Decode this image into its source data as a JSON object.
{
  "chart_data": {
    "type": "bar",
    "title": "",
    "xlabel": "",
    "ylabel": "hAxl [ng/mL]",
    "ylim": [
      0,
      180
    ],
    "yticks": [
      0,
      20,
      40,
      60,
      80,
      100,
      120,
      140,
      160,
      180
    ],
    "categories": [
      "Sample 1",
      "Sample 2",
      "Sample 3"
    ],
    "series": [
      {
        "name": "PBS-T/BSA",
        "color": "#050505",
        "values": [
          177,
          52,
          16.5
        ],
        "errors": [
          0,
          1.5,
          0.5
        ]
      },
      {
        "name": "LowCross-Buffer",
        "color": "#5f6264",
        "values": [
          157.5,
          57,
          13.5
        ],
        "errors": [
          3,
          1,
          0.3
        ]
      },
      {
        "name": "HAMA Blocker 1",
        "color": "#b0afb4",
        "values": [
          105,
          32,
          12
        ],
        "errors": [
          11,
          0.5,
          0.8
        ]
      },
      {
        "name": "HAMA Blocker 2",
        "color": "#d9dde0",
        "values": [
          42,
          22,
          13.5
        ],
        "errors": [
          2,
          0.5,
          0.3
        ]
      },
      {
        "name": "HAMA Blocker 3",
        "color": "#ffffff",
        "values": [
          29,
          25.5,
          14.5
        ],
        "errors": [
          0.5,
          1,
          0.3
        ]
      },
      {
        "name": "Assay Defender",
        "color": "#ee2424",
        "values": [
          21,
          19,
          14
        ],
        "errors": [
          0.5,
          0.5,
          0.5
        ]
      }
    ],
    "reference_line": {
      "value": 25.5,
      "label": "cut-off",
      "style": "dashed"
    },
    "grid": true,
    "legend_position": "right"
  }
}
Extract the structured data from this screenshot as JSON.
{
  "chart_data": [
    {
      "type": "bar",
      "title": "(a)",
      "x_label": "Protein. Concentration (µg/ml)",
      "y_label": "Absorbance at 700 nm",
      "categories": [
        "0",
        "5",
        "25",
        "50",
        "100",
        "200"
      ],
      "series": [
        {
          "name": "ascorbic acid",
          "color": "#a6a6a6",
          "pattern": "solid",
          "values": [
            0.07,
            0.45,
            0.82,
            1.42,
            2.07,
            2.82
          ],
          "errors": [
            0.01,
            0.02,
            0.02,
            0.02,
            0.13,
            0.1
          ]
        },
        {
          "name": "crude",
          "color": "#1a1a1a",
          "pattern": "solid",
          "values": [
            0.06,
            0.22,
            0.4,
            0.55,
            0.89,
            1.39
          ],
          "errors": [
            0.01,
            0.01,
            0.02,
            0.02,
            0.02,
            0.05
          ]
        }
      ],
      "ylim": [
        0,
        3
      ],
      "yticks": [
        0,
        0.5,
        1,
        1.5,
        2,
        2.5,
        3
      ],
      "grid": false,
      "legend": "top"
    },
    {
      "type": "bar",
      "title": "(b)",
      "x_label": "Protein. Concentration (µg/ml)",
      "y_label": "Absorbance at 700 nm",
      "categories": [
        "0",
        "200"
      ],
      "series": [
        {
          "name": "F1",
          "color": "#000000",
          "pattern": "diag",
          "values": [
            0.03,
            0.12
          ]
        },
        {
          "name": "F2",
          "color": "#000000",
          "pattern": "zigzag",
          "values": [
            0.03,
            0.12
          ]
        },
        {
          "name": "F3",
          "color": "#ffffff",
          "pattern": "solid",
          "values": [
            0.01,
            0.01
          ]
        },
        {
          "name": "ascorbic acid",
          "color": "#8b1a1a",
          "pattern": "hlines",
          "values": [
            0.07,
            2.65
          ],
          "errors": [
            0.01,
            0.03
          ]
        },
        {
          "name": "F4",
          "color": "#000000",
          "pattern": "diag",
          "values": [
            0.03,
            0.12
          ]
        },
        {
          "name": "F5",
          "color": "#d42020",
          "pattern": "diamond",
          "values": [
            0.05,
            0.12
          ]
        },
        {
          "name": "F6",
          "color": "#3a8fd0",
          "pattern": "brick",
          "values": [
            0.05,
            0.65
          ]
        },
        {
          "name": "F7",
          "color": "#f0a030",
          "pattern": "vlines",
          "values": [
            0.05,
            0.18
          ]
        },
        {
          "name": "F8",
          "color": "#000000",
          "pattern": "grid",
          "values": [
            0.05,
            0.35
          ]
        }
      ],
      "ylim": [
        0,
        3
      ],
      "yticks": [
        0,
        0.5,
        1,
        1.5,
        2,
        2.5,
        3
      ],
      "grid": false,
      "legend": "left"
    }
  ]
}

DIRECTIONS FOR THIS TASK: Find all the lines containing "pattern" in the material, then copy them.

EXPECTED ANSWER:
          "pattern": "solid",
          "pattern": "solid",
          "pattern": "diag",
          "pattern": "zigzag",
          "pattern": "solid",
          "pattern": "hlines",
          "pattern": "diag",
          "pattern": "diamond",
          "pattern": "brick",
          "pattern": "vlines",
          "pattern": "grid",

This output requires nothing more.